Dataset content >>
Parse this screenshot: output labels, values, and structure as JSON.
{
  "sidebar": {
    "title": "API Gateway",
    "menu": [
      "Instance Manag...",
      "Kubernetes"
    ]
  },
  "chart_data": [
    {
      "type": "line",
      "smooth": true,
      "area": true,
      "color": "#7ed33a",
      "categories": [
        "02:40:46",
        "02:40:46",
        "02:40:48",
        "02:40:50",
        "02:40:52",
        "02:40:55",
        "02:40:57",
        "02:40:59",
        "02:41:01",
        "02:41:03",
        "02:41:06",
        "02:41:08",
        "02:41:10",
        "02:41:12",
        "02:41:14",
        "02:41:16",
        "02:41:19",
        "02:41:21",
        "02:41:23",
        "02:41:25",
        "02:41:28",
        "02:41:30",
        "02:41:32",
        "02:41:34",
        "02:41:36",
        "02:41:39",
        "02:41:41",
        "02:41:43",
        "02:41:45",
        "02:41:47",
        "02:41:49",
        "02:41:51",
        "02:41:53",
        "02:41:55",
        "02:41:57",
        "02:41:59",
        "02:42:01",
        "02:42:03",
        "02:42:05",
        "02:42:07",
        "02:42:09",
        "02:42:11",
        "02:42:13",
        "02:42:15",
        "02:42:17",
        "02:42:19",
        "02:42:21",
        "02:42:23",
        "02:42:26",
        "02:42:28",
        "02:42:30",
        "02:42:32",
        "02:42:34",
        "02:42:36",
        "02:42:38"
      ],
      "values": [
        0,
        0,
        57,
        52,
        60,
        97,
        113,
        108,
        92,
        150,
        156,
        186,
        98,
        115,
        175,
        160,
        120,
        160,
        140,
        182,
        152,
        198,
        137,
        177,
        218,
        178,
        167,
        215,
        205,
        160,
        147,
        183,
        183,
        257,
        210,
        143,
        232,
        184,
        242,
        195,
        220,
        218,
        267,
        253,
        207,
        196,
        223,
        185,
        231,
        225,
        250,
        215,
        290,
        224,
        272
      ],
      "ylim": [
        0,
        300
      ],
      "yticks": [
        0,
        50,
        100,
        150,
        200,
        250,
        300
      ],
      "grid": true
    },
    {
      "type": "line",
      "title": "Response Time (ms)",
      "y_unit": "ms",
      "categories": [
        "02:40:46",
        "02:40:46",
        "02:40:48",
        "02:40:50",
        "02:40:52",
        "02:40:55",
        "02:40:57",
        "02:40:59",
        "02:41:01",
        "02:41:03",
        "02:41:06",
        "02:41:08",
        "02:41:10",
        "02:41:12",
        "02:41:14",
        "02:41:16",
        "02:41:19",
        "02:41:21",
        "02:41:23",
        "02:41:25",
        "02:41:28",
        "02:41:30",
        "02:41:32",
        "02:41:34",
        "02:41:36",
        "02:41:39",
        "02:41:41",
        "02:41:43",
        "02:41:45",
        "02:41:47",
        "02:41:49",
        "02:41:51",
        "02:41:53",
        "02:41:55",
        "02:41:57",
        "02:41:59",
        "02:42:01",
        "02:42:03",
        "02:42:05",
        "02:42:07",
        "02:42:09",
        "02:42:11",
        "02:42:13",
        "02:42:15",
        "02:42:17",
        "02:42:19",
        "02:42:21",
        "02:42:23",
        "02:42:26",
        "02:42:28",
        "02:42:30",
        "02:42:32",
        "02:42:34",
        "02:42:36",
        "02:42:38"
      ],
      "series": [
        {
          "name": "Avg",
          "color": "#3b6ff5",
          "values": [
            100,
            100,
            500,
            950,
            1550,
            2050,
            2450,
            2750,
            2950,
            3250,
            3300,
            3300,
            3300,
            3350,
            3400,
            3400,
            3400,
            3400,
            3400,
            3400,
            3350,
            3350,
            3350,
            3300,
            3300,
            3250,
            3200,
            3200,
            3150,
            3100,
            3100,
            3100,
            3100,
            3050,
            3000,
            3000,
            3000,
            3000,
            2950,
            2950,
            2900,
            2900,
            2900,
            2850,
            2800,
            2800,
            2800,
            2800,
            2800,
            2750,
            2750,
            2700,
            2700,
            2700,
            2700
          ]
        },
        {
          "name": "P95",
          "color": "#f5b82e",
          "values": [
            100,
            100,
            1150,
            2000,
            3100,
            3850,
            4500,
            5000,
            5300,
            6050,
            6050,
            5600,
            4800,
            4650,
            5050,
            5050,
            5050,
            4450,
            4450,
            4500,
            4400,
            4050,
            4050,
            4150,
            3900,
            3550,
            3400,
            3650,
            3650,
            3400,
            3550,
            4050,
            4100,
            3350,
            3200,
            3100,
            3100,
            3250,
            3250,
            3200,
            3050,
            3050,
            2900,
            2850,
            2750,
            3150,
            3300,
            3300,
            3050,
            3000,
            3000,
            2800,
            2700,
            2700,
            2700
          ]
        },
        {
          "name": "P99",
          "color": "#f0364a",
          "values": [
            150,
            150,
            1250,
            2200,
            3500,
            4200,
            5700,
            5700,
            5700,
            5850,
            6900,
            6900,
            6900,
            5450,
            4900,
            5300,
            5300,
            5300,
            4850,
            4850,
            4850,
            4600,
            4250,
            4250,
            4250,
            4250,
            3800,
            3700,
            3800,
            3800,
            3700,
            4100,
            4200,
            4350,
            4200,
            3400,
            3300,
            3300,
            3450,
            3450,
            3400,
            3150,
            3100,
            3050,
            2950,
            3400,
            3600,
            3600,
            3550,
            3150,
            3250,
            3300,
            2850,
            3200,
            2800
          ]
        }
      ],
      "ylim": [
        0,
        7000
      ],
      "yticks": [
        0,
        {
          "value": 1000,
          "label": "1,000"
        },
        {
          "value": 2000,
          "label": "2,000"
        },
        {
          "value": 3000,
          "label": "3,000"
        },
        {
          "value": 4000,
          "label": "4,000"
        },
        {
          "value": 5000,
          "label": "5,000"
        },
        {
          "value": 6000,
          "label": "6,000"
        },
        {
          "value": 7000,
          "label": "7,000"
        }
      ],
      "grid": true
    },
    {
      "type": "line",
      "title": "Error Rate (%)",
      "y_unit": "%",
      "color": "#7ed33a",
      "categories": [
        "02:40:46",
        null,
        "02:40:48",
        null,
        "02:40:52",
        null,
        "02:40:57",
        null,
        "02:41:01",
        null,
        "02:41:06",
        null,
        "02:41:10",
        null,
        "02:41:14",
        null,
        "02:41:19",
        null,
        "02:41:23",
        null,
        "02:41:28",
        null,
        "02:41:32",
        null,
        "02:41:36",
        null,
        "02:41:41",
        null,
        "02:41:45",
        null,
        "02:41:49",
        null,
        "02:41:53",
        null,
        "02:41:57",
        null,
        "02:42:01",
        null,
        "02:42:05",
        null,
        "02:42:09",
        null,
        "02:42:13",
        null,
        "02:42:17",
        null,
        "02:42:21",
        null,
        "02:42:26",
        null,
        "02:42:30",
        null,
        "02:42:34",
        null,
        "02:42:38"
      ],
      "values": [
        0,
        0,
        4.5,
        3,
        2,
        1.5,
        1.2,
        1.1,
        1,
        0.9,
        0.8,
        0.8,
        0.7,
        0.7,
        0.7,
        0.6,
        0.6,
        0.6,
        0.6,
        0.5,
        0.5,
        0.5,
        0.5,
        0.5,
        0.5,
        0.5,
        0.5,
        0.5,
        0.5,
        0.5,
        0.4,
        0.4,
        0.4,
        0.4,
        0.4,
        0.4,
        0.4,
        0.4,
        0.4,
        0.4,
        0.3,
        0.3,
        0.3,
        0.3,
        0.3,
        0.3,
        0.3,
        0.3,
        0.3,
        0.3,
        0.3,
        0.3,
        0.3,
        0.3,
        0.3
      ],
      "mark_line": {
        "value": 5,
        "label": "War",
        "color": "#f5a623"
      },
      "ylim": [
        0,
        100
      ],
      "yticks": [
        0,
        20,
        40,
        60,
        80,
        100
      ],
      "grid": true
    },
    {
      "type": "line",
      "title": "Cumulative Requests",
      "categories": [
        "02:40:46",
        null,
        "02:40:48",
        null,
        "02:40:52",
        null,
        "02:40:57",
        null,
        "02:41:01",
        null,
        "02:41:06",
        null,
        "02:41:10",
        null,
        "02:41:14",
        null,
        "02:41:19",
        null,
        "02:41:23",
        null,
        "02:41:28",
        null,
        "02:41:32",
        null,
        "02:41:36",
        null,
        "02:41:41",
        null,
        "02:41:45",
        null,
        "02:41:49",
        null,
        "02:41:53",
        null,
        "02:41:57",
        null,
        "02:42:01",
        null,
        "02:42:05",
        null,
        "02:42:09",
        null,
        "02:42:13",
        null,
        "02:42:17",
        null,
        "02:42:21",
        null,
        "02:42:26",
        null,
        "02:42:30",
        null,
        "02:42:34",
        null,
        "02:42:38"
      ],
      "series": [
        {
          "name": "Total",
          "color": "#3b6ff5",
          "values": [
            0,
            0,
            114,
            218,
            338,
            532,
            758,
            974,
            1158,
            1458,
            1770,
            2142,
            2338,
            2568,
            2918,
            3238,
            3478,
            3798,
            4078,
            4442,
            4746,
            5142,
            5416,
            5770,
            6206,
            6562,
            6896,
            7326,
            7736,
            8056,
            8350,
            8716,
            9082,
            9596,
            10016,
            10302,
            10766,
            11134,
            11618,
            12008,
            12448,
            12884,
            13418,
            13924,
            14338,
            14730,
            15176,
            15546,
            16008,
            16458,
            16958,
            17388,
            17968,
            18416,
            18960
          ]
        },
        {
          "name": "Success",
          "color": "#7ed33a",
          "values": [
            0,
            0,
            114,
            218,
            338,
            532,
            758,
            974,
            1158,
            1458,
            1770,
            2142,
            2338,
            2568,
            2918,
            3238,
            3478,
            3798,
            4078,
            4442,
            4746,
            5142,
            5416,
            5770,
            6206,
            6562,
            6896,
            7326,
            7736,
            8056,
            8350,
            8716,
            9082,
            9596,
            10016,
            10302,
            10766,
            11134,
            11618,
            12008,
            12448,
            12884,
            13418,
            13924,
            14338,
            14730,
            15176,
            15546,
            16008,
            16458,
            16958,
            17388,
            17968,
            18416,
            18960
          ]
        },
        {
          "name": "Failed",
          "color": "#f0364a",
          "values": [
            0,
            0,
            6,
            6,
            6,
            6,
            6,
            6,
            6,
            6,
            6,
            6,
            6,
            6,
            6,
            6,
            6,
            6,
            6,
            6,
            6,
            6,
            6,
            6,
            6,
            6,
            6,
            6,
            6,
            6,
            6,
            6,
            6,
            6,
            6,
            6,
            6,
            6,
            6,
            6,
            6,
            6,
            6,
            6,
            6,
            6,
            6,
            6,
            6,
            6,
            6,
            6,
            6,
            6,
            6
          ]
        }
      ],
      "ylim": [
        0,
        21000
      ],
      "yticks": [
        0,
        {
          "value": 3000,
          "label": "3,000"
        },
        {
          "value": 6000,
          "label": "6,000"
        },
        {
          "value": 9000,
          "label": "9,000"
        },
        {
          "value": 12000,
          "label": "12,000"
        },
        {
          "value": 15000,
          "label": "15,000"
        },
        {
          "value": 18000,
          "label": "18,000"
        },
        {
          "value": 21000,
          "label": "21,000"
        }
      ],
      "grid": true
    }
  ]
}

Given task >>
Locate and copy each line in the data above that includes the word "title".

Solution below >>
    "title": "API Gateway",
      "title": "Response Time (ms)",
      "title": "Error Rate (%)",
      "title": "Cumulative Requests",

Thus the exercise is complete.